⟨

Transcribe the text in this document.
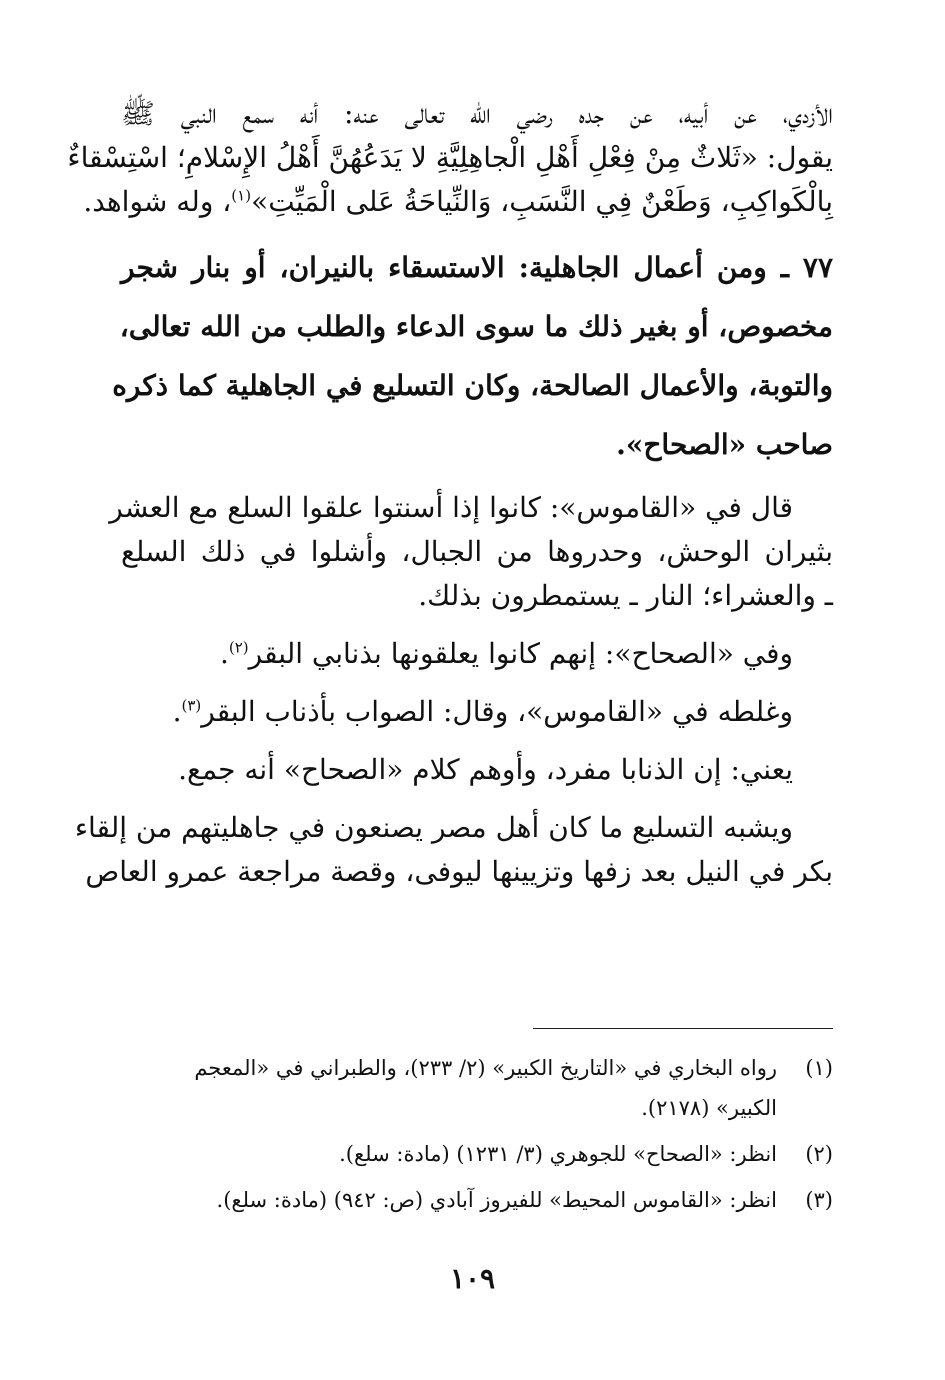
الأزدي، عن أبيه، عن جده رضي الله تعالى عنه: أنه سمع النبي ﷺ
يقول: «ثَلاثٌ مِنْ فِعْلِ أَهْلِ الْجاهِلِيَّةِ لا يَدَعُهُنَّ أَهْلُ الإِسْلامِ؛ اسْتِسْقاءٌ
بِالْكَواكِبِ، وَطَعْنٌ فِي النَّسَبِ، وَالنِّياحَةُ عَلى الْمَيِّتِ»$^{(١)}$، وله شواهد.
٧٧ ـ ومن أعمال الجاهلية: الاستسقاء بالنيران، أو بنار شجر
مخصوص، أو بغير ذلك ما سوى الدعاء والطلب من الله تعالى،
والتوبة، والأعمال الصالحة، وكان التسليع في الجاهلية كما ذكره
صاحب «الصحاح».
قال في «القاموس»: كانوا إذا أسنتوا علقوا السلع مع العشر
بثيران الوحش، وحدروها من الجبال، وأشلوا في ذلك السلع
ـ والعشراء؛ النار ـ يستمطرون بذلك.
وفي «الصحاح»: إنهم كانوا يعلقونها بذنابي البقر$^{(٢)}$.
وغلطه في «القاموس»، وقال: الصواب بأذناب البقر$^{(٣)}$.
يعني: إن الذنابا مفرد، وأوهم كلام «الصحاح» أنه جمع.
ويشبه التسليع ما كان أهل مصر يصنعون في جاهليتهم من إلقاء
بكر في النيل بعد زفها وتزيينها ليوفى، وقصة مراجعة عمرو العاص
(١)
رواه البخاري في «التاريخ الكبير» (٢/ ٢٣٣)، والطبراني في «المعجم
الكبير» (٢١٧٨).
(٢)
انظر: «الصحاح» للجوهري (٣/ ١٢٣١) (مادة: سلع).
(٣)
انظر: «القاموس المحيط» للفيروز آبادي (ص: ٩٤٢) (مادة: سلع).
١٠٩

⟩

From the listing, extract all text exactly as given and drop any picture.

■ **Right answer**
Transcribe the text in this document.
الأزدي، عن أبيه، عن جده رضي الله تعالى عنه: أنه سمع النبي ﷺ
يقول: «ثَلاثٌ مِنْ فِعْلِ أَهْلِ الْجاهِلِيَّةِ لا يَدَعُهُنَّ أَهْلُ الإِسْلامِ؛ اسْتِسْقاءٌ
بِالْكَواكِبِ، وَطَعْنٌ فِي النَّسَبِ، وَالنِّياحَةُ عَلى الْمَيِّتِ»$^{(١)}$، وله شواهد.
٧٧ ـ ومن أعمال الجاهلية: الاستسقاء بالنيران، أو بنار شجر
مخصوص، أو بغير ذلك ما سوى الدعاء والطلب من الله تعالى،
والتوبة، والأعمال الصالحة، وكان التسليع في الجاهلية كما ذكره
صاحب «الصحاح».
قال في «القاموس»: كانوا إذا أسنتوا علقوا السلع مع العشر
بثيران الوحش، وحدروها من الجبال، وأشلوا في ذلك السلع
ـ والعشراء؛ النار ـ يستمطرون بذلك.
وفي «الصحاح»: إنهم كانوا يعلقونها بذنابي البقر$^{(٢)}$.
وغلطه في «القاموس»، وقال: الصواب بأذناب البقر$^{(٣)}$.
يعني: إن الذنابا مفرد، وأوهم كلام «الصحاح» أنه جمع.
ويشبه التسليع ما كان أهل مصر يصنعون في جاهليتهم من إلقاء
بكر في النيل بعد زفها وتزيينها ليوفى، وقصة مراجعة عمرو العاص
(١)
رواه البخاري في «التاريخ الكبير» (٢/ ٢٣٣)، والطبراني في «المعجم
الكبير» (٢١٧٨).
(٢)
انظر: «الصحاح» للجوهري (٣/ ١٢٣١) (مادة: سلع).
(٣)
انظر: «القاموس المحيط» للفيروز آبادي (ص: ٩٤٢) (مادة: سلع).
١٠٩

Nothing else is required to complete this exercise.